### What you have to do
Copy each of the following rows character for character, leaving none out.

### Records provided
<<<<

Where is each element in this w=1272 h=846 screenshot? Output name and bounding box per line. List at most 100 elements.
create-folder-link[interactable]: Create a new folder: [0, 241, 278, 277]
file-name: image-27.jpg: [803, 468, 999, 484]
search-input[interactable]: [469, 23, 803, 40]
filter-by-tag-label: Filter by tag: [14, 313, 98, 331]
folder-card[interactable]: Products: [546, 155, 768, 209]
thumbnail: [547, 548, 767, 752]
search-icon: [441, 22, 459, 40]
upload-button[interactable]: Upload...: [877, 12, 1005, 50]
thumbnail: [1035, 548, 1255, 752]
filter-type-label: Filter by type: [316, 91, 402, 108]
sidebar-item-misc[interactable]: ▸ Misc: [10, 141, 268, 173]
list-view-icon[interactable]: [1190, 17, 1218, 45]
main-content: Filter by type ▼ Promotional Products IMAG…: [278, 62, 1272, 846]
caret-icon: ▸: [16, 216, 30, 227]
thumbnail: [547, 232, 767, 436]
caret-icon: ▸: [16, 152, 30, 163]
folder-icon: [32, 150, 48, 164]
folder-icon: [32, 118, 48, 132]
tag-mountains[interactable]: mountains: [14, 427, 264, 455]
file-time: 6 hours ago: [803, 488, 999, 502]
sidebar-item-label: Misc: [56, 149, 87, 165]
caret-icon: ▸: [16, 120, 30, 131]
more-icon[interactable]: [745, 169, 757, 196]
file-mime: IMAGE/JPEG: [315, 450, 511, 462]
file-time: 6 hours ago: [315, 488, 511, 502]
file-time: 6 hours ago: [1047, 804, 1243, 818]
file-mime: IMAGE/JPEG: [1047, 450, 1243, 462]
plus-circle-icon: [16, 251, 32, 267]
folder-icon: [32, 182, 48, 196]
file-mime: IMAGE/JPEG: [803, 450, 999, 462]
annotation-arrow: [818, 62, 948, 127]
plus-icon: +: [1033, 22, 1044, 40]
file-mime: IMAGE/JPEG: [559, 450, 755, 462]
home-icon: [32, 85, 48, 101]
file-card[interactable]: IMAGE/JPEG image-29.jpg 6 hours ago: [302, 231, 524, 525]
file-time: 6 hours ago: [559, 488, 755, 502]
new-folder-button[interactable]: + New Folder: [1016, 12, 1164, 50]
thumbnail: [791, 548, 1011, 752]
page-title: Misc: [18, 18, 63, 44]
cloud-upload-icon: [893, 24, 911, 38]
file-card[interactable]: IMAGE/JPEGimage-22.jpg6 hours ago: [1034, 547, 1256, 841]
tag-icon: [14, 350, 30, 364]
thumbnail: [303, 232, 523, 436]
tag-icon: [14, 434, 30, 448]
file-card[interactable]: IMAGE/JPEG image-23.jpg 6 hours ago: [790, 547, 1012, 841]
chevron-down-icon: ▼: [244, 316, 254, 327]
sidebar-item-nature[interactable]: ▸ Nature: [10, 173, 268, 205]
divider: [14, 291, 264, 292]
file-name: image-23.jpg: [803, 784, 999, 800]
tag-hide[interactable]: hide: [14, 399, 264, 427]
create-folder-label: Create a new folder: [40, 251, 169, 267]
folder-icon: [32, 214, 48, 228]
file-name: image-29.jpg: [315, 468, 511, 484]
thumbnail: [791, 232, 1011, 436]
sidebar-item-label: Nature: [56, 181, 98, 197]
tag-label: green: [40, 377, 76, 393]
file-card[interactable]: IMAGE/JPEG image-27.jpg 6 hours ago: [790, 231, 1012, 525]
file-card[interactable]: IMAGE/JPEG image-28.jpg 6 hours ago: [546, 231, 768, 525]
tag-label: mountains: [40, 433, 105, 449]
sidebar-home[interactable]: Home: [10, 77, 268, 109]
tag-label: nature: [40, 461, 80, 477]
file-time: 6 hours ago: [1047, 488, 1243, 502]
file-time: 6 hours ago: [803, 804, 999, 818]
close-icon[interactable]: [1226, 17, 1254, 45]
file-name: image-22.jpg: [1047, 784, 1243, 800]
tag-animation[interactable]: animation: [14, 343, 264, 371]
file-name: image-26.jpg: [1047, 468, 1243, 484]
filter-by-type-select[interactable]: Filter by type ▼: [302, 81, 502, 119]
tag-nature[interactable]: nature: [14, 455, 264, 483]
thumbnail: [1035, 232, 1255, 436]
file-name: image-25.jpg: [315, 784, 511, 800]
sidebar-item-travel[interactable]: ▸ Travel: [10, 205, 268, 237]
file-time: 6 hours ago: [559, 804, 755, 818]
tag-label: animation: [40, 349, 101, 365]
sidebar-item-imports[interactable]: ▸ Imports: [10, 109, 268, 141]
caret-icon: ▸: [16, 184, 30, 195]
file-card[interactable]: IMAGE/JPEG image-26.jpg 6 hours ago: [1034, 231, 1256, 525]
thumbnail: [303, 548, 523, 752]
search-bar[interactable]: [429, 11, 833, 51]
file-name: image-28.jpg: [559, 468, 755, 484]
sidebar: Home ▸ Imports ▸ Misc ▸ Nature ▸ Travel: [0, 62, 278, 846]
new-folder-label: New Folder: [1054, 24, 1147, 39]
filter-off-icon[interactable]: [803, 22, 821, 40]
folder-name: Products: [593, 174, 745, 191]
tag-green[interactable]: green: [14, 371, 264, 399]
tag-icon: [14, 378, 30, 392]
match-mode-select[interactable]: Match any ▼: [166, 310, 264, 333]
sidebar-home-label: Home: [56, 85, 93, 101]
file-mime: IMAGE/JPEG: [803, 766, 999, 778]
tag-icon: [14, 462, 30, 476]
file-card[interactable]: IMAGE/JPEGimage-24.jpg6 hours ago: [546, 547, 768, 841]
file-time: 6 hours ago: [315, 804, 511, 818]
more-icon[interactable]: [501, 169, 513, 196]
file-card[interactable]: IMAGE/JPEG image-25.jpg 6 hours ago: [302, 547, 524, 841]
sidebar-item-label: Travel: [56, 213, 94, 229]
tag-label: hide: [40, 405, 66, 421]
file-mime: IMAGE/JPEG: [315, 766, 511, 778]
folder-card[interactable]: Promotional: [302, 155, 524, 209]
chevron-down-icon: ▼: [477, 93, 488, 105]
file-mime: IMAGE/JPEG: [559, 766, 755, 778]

>>>>

### Output for this task
Where is each element in this w=1272 h=846 screenshot? Output name and bounding box per line. List at most 100 elements.
create-folder-link[interactable]: Create a new folder: [0, 241, 278, 277]
file-name: image-27.jpg: [803, 468, 999, 484]
search-input[interactable]: [469, 23, 803, 40]
filter-by-tag-label: Filter by tag: [14, 313, 98, 331]
folder-card[interactable]: Products: [546, 155, 768, 209]
thumbnail: [547, 548, 767, 752]
search-icon: [441, 22, 459, 40]
upload-button[interactable]: Upload...: [877, 12, 1005, 50]
thumbnail: [1035, 548, 1255, 752]
filter-type-label: Filter by type: [316, 91, 402, 108]
sidebar-item-misc[interactable]: ▸ Misc: [10, 141, 268, 173]
list-view-icon[interactable]: [1190, 17, 1218, 45]
main-content: Filter by type ▼ Promotional Products IMAG…: [278, 62, 1272, 846]
caret-icon: ▸: [16, 216, 30, 227]
thumbnail: [547, 232, 767, 436]
caret-icon: ▸: [16, 152, 30, 163]
folder-icon: [32, 150, 48, 164]
folder-icon: [32, 118, 48, 132]
tag-mountains[interactable]: mountains: [14, 427, 264, 455]
file-time: 6 hours ago: [803, 488, 999, 502]
sidebar-item-label: Misc: [56, 149, 87, 165]
caret-icon: ▸: [16, 120, 30, 131]
more-icon[interactable]: [745, 169, 757, 196]
file-mime: IMAGE/JPEG: [315, 450, 511, 462]
file-time: 6 hours ago: [315, 488, 511, 502]
file-time: 6 hours ago: [1047, 804, 1243, 818]
file-mime: IMAGE/JPEG: [1047, 450, 1243, 462]
plus-circle-icon: [16, 251, 32, 267]
folder-icon: [32, 182, 48, 196]
file-mime: IMAGE/JPEG: [803, 450, 999, 462]
annotation-arrow: [818, 62, 948, 127]
plus-icon: +: [1033, 22, 1044, 40]
file-mime: IMAGE/JPEG: [559, 450, 755, 462]
home-icon: [32, 85, 48, 101]
file-card[interactable]: IMAGE/JPEG image-29.jpg 6 hours ago: [302, 231, 524, 525]
file-time: 6 hours ago: [559, 488, 755, 502]
new-folder-button[interactable]: + New Folder: [1016, 12, 1164, 50]
thumbnail: [791, 548, 1011, 752]
page-title: Misc: [18, 18, 63, 44]
cloud-upload-icon: [893, 24, 911, 38]
file-card[interactable]: IMAGE/JPEGimage-22.jpg6 hours ago: [1034, 547, 1256, 841]
tag-icon: [14, 350, 30, 364]
thumbnail: [303, 232, 523, 436]
tag-icon: [14, 434, 30, 448]
file-card[interactable]: IMAGE/JPEG image-23.jpg 6 hours ago: [790, 547, 1012, 841]
chevron-down-icon: ▼: [244, 316, 254, 327]
sidebar-item-nature[interactable]: ▸ Nature: [10, 173, 268, 205]
divider: [14, 291, 264, 292]
file-name: image-23.jpg: [803, 784, 999, 800]
tag-hide[interactable]: hide: [14, 399, 264, 427]
create-folder-label: Create a new folder: [40, 251, 169, 267]
folder-icon: [32, 214, 48, 228]
file-name: image-29.jpg: [315, 468, 511, 484]
thumbnail: [791, 232, 1011, 436]
sidebar-item-label: Nature: [56, 181, 98, 197]
tag-label: green: [40, 377, 76, 393]
file-card[interactable]: IMAGE/JPEG image-27.jpg 6 hours ago: [790, 231, 1012, 525]
file-card[interactable]: IMAGE/JPEG image-28.jpg 6 hours ago: [546, 231, 768, 525]
tag-label: mountains: [40, 433, 105, 449]
sidebar-home[interactable]: Home: [10, 77, 268, 109]
tag-label: nature: [40, 461, 80, 477]
file-time: 6 hours ago: [1047, 488, 1243, 502]
file-time: 6 hours ago: [803, 804, 999, 818]
close-icon[interactable]: [1226, 17, 1254, 45]
file-name: image-22.jpg: [1047, 784, 1243, 800]
tag-animation[interactable]: animation: [14, 343, 264, 371]
file-name: image-26.jpg: [1047, 468, 1243, 484]
filter-by-type-select[interactable]: Filter by type ▼: [302, 81, 502, 119]
tag-nature[interactable]: nature: [14, 455, 264, 483]
thumbnail: [1035, 232, 1255, 436]
file-name: image-25.jpg: [315, 784, 511, 800]
sidebar-item-travel[interactable]: ▸ Travel: [10, 205, 268, 237]
file-time: 6 hours ago: [559, 804, 755, 818]
tag-label: animation: [40, 349, 101, 365]
sidebar-item-imports[interactable]: ▸ Imports: [10, 109, 268, 141]
caret-icon: ▸: [16, 184, 30, 195]
file-card[interactable]: IMAGE/JPEG image-26.jpg 6 hours ago: [1034, 231, 1256, 525]
thumbnail: [303, 548, 523, 752]
search-bar[interactable]: [429, 11, 833, 51]
file-name: image-28.jpg: [559, 468, 755, 484]
sidebar: Home ▸ Imports ▸ Misc ▸ Nature ▸ Travel: [0, 62, 278, 846]
new-folder-label: New Folder: [1054, 24, 1147, 39]
filter-off-icon[interactable]: [803, 22, 821, 40]
folder-name: Products: [593, 174, 745, 191]
tag-green[interactable]: green: [14, 371, 264, 399]
tag-icon: [14, 378, 30, 392]
match-mode-select[interactable]: Match any ▼: [166, 310, 264, 333]
sidebar-home-label: Home: [56, 85, 93, 101]
file-mime: IMAGE/JPEG: [803, 766, 999, 778]
tag-icon: [14, 462, 30, 476]
file-card[interactable]: IMAGE/JPEGimage-24.jpg6 hours ago: [546, 547, 768, 841]
file-time: 6 hours ago: [315, 804, 511, 818]
more-icon[interactable]: [501, 169, 513, 196]
file-card[interactable]: IMAGE/JPEG image-25.jpg 6 hours ago: [302, 547, 524, 841]
sidebar-item-label: Travel: [56, 213, 94, 229]
tag-label: hide: [40, 405, 66, 421]
file-mime: IMAGE/JPEG: [315, 766, 511, 778]
folder-card[interactable]: Promotional: [302, 155, 524, 209]
chevron-down-icon: ▼: [477, 93, 488, 105]
file-mime: IMAGE/JPEG: [559, 766, 755, 778]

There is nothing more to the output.